### WHAT THE TASK REQUIRES
Look for the string "Makalawena" and copy every line that has it.

---+---

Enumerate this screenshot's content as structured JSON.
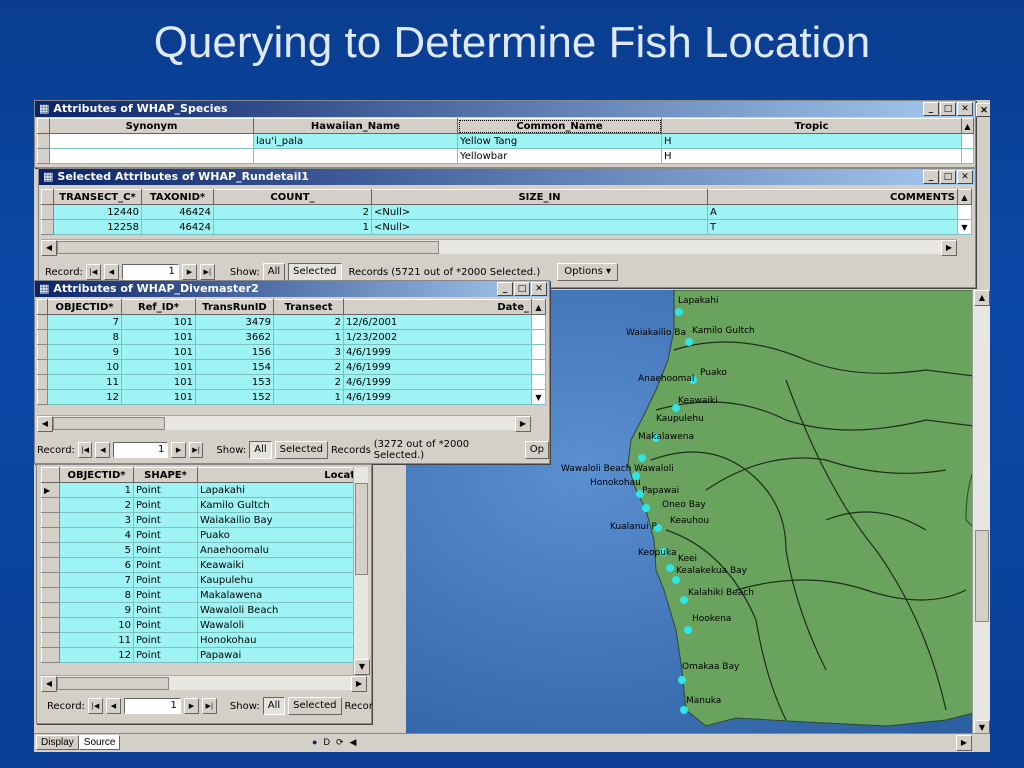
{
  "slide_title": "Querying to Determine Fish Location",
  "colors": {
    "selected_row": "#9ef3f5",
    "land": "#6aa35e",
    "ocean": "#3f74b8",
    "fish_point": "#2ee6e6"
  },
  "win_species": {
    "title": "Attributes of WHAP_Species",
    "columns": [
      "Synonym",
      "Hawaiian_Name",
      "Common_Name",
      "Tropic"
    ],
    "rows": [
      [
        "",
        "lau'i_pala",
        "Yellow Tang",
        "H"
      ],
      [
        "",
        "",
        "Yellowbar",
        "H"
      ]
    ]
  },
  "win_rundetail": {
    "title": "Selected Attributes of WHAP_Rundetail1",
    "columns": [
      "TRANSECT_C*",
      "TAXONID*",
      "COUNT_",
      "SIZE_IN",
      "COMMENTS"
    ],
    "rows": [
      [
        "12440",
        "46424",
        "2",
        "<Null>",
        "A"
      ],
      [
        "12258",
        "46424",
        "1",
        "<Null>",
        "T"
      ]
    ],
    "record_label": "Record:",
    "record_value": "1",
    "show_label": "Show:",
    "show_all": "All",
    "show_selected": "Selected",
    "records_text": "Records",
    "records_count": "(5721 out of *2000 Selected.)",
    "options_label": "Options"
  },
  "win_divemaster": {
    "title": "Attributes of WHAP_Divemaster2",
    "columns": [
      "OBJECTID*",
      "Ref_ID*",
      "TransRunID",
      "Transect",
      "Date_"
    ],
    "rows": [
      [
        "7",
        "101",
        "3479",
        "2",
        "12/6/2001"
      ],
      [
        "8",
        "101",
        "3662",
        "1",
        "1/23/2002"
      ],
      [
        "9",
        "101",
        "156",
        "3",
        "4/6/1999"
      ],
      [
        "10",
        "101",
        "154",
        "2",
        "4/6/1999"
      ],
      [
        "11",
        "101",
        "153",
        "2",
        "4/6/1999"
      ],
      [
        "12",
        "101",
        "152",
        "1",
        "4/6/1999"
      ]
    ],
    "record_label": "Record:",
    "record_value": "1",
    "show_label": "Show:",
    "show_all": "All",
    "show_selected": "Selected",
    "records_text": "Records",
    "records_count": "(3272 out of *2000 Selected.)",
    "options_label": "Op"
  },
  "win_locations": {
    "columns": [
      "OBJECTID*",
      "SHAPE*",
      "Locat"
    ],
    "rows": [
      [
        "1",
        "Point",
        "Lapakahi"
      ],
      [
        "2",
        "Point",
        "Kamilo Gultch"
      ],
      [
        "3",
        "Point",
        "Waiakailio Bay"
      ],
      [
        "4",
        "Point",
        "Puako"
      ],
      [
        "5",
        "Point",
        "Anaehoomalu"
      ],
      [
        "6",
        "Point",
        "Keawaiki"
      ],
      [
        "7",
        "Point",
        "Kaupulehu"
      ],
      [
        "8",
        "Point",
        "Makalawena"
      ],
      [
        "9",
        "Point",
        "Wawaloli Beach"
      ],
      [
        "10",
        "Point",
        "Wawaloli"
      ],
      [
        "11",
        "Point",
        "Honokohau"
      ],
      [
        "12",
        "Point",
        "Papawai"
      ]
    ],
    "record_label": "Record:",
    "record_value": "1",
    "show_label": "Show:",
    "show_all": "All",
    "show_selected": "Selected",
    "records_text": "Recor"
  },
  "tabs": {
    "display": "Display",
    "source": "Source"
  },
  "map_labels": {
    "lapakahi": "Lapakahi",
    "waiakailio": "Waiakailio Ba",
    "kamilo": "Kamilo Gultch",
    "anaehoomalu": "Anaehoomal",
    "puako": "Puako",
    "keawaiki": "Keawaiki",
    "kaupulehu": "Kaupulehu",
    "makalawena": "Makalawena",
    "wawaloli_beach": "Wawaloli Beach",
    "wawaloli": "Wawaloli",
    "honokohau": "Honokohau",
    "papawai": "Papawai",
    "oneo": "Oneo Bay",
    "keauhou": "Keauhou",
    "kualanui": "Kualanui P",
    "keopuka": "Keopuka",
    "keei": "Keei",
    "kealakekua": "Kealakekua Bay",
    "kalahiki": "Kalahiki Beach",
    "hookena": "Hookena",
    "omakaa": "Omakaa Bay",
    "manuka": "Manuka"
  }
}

---+---

### EXERCISE OUTPUT
        "Makalawena"
    "makalawena": "Makalawena",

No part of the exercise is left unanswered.